** BEGIN PROVIDED RECORDS **
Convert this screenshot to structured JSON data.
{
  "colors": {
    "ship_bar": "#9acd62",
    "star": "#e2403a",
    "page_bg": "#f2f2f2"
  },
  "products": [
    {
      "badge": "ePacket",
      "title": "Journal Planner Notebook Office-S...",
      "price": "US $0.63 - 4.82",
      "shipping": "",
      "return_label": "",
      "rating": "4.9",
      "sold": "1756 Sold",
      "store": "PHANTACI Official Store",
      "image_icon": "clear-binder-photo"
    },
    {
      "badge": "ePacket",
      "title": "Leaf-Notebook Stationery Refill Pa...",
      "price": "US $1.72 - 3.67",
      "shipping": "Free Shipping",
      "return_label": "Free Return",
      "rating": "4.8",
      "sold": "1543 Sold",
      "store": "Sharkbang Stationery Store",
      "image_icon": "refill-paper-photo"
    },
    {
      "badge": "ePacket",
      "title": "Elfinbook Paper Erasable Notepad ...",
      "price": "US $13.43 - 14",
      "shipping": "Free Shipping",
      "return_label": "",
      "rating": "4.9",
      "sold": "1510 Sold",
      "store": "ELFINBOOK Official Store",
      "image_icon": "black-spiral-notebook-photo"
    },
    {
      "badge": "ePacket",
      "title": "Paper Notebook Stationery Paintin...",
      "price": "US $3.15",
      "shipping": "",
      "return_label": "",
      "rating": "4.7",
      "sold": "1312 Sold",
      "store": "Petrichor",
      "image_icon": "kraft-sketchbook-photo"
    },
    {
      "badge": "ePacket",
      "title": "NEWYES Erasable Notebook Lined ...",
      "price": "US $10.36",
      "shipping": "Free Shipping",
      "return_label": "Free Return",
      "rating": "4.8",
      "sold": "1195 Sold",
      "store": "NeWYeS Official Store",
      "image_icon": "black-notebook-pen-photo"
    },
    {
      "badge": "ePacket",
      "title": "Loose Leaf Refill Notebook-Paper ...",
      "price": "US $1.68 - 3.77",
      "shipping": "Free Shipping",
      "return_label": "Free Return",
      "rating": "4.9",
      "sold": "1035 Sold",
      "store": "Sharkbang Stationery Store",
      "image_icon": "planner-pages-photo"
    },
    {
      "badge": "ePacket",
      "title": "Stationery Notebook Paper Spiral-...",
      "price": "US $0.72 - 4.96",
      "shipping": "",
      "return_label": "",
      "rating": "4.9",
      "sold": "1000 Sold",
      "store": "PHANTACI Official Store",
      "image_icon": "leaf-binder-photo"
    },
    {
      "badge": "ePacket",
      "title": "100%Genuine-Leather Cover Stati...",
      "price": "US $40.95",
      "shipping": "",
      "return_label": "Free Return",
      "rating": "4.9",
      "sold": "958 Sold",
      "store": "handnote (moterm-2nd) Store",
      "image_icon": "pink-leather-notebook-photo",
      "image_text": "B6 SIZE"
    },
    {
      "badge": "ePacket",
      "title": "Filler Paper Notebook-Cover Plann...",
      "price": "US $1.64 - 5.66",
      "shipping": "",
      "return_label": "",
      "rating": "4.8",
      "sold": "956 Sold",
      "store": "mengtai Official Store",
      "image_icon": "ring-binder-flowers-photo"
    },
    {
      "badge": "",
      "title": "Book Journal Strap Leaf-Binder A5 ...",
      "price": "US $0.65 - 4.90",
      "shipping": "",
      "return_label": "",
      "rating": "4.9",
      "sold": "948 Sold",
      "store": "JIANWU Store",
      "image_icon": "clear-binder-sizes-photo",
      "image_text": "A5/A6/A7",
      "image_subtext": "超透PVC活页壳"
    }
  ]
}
** END PROVIDED RECORDS **
* EXERCISE DETAILS *
Restate the whole of the material exactly.

* RESULT BELOW *
Convert this screenshot to structured JSON data.
{
  "colors": {
    "ship_bar": "#9acd62",
    "star": "#e2403a",
    "page_bg": "#f2f2f2"
  },
  "products": [
    {
      "badge": "ePacket",
      "title": "Journal Planner Notebook Office-S...",
      "price": "US $0.63 - 4.82",
      "shipping": "",
      "return_label": "",
      "rating": "4.9",
      "sold": "1756 Sold",
      "store": "PHANTACI Official Store",
      "image_icon": "clear-binder-photo"
    },
    {
      "badge": "ePacket",
      "title": "Leaf-Notebook Stationery Refill Pa...",
      "price": "US $1.72 - 3.67",
      "shipping": "Free Shipping",
      "return_label": "Free Return",
      "rating": "4.8",
      "sold": "1543 Sold",
      "store": "Sharkbang Stationery Store",
      "image_icon": "refill-paper-photo"
    },
    {
      "badge": "ePacket",
      "title": "Elfinbook Paper Erasable Notepad ...",
      "price": "US $13.43 - 14",
      "shipping": "Free Shipping",
      "return_label": "",
      "rating": "4.9",
      "sold": "1510 Sold",
      "store": "ELFINBOOK Official Store",
      "image_icon": "black-spiral-notebook-photo"
    },
    {
      "badge": "ePacket",
      "title": "Paper Notebook Stationery Paintin...",
      "price": "US $3.15",
      "shipping": "",
      "return_label": "",
      "rating": "4.7",
      "sold": "1312 Sold",
      "store": "Petrichor",
      "image_icon": "kraft-sketchbook-photo"
    },
    {
      "badge": "ePacket",
      "title": "NEWYES Erasable Notebook Lined ...",
      "price": "US $10.36",
      "shipping": "Free Shipping",
      "return_label": "Free Return",
      "rating": "4.8",
      "sold": "1195 Sold",
      "store": "NeWYeS Official Store",
      "image_icon": "black-notebook-pen-photo"
    },
    {
      "badge": "ePacket",
      "title": "Loose Leaf Refill Notebook-Paper ...",
      "price": "US $1.68 - 3.77",
      "shipping": "Free Shipping",
      "return_label": "Free Return",
      "rating": "4.9",
      "sold": "1035 Sold",
      "store": "Sharkbang Stationery Store",
      "image_icon": "planner-pages-photo"
    },
    {
      "badge": "ePacket",
      "title": "Stationery Notebook Paper Spiral-...",
      "price": "US $0.72 - 4.96",
      "shipping": "",
      "return_label": "",
      "rating": "4.9",
      "sold": "1000 Sold",
      "store": "PHANTACI Official Store",
      "image_icon": "leaf-binder-photo"
    },
    {
      "badge": "ePacket",
      "title": "100%Genuine-Leather Cover Stati...",
      "price": "US $40.95",
      "shipping": "",
      "return_label": "Free Return",
      "rating": "4.9",
      "sold": "958 Sold",
      "store": "handnote (moterm-2nd) Store",
      "image_icon": "pink-leather-notebook-photo",
      "image_text": "B6 SIZE"
    },
    {
      "badge": "ePacket",
      "title": "Filler Paper Notebook-Cover Plann...",
      "price": "US $1.64 - 5.66",
      "shipping": "",
      "return_label": "",
      "rating": "4.8",
      "sold": "956 Sold",
      "store": "mengtai Official Store",
      "image_icon": "ring-binder-flowers-photo"
    },
    {
      "badge": "",
      "title": "Book Journal Strap Leaf-Binder A5 ...",
      "price": "US $0.65 - 4.90",
      "shipping": "",
      "return_label": "",
      "rating": "4.9",
      "sold": "948 Sold",
      "store": "JIANWU Store",
      "image_icon": "clear-binder-sizes-photo",
      "image_text": "A5/A6/A7",
      "image_subtext": "超透PVC活页壳"
    }
  ]
}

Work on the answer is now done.